• [Requirement A]: In the post on mapping libraries, how often is a location mentioned in the typical newspaper article of the last 60 years?

===== Text extract

Mapping Libraries: Creating Real-time Maps of Global Information

The following is a guest post by Kalev Hannes Leetaru, a data scientist and Senior Fellow at George Washington University Center for Cyber & Homeland Security. In a previous post, he introduced us to the GDELT Project, a platform that monitors the news media, and presented how mass translation of the world’s information offers libraries enormous possibilities for broadening access. In this post, he writes about re-imagining information geographically.

Why might geography matter to the future of libraries?

Information occurs against a rich backdrop of geography: every document is created in a location, intended for an audience in the same or other locations, and may discuss yet other locations. The importance of geography in how humans understand and organize the world (PDF) is underscored by its prevalence in the news media: a location is mentioned every 200-300 words in the typical newspaper article of the last 60 years. Social media embraced location a decade ago through transparent geotagging, with Twitter proclaiming in 2009 that the rise of spatial search would fundamentally alter how we discovered information online. Yet the news media has steadfastly resisted this cartographic revolution, continuing to organize itself primarily through coarse editorially-assigned topical sections and eschewing the live maps that have redefined our ability to understand global reaction to major events. Using journalism as a case study, what does the future of mass-scale mapping of information look like and what might we learn of the future potential for libraries?

What would it look like to literally map the world’s information as it happens? What if we could reach across the world’s news media each day in real time and put a dot on a map for every mention in every article, in every language of any location on earth, along with the people, organizations, topics, and emotions associated with each place? For the past two years this has been the focus of the GDELT Project and through a new collaboration with online mapping platform CartoDB, we are making it possible to create rich interactive real-time maps of the world’s journalistic output across 65 languages.

==========

• [Requirement B]: In the records, rewrite everything from the line containing "811, 635, 831]" down to the line containing "963, 700, 999]", changing "closing-statement" to "final-statement" and leaving the rest as it is. Give only those lines.

===== Data for this task

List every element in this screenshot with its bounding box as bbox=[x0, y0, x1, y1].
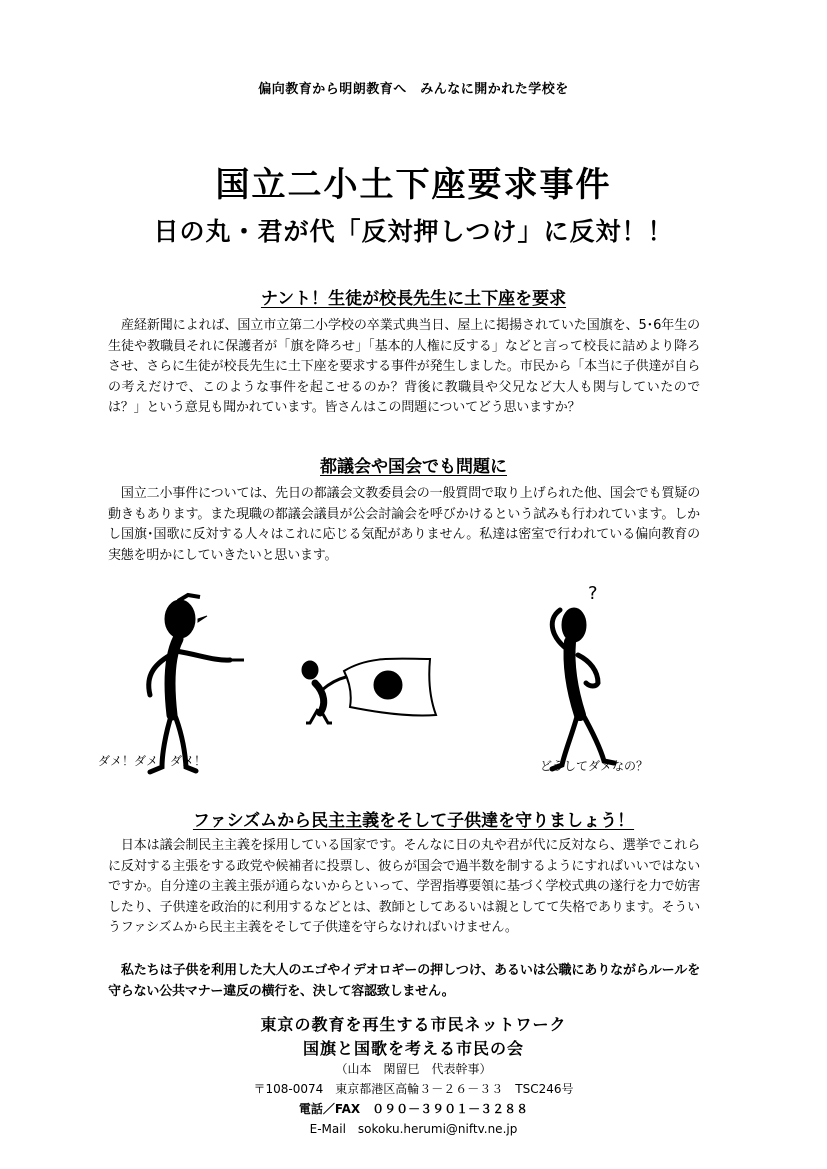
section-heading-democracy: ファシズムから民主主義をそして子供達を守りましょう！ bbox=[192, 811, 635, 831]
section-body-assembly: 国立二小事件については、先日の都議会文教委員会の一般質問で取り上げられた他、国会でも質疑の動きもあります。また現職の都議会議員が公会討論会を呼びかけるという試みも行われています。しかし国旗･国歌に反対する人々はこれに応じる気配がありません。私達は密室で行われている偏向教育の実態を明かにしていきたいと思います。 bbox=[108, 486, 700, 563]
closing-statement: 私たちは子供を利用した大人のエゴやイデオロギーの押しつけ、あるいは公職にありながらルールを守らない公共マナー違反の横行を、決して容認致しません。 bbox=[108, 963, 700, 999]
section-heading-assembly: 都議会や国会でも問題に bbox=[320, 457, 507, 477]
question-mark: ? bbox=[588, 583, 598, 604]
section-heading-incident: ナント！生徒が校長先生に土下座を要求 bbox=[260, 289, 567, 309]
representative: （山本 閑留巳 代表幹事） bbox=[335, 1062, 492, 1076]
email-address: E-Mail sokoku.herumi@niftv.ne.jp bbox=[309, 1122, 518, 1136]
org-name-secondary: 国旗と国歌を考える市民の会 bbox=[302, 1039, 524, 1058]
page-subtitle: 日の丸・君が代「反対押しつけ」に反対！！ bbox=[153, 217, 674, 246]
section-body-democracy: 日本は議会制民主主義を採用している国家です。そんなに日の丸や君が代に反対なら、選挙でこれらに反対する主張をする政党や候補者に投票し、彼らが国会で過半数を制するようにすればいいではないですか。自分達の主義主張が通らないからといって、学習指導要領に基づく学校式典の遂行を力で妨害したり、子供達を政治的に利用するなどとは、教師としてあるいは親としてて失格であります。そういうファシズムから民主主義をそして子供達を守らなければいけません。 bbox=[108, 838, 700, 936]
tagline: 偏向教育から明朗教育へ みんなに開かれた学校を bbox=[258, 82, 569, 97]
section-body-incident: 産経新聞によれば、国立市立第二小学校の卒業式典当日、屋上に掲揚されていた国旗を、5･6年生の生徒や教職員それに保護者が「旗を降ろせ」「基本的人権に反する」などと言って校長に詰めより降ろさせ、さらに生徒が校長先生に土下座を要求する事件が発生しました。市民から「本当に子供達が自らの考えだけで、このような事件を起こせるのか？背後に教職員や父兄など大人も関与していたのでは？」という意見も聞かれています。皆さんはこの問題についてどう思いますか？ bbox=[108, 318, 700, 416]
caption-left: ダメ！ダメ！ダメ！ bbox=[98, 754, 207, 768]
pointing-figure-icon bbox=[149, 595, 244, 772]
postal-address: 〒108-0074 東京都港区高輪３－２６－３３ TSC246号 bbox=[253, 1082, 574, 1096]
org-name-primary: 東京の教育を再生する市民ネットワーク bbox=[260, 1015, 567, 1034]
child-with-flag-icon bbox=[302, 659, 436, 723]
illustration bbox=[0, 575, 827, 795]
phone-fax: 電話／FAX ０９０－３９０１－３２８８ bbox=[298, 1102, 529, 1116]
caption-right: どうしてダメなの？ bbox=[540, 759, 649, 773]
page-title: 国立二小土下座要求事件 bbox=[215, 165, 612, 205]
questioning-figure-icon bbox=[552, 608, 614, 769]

==========

• [Exercise answer A]: Every 200-300 words.

• [Exercise answer B]:
section-heading-democracy: ファシズムから民主主義をそして子供達を守りましょう！ bbox=[192, 811, 635, 831]
section-body-assembly: 国立二小事件については、先日の都議会文教委員会の一般質問で取り上げられた他、国会でも質疑の動きもあります。また現職の都議会議員が公会討論会を呼びかけるという試みも行われています。しかし国旗･国歌に反対する人々はこれに応じる気配がありません。私達は密室で行われている偏向教育の実態を明かにしていきたいと思います。 bbox=[108, 486, 700, 563]
final-statement: 私たちは子供を利用した大人のエゴやイデオロギーの押しつけ、あるいは公職にありながらルールを守らない公共マナー違反の横行を、決して容認致しません。 bbox=[108, 963, 700, 999]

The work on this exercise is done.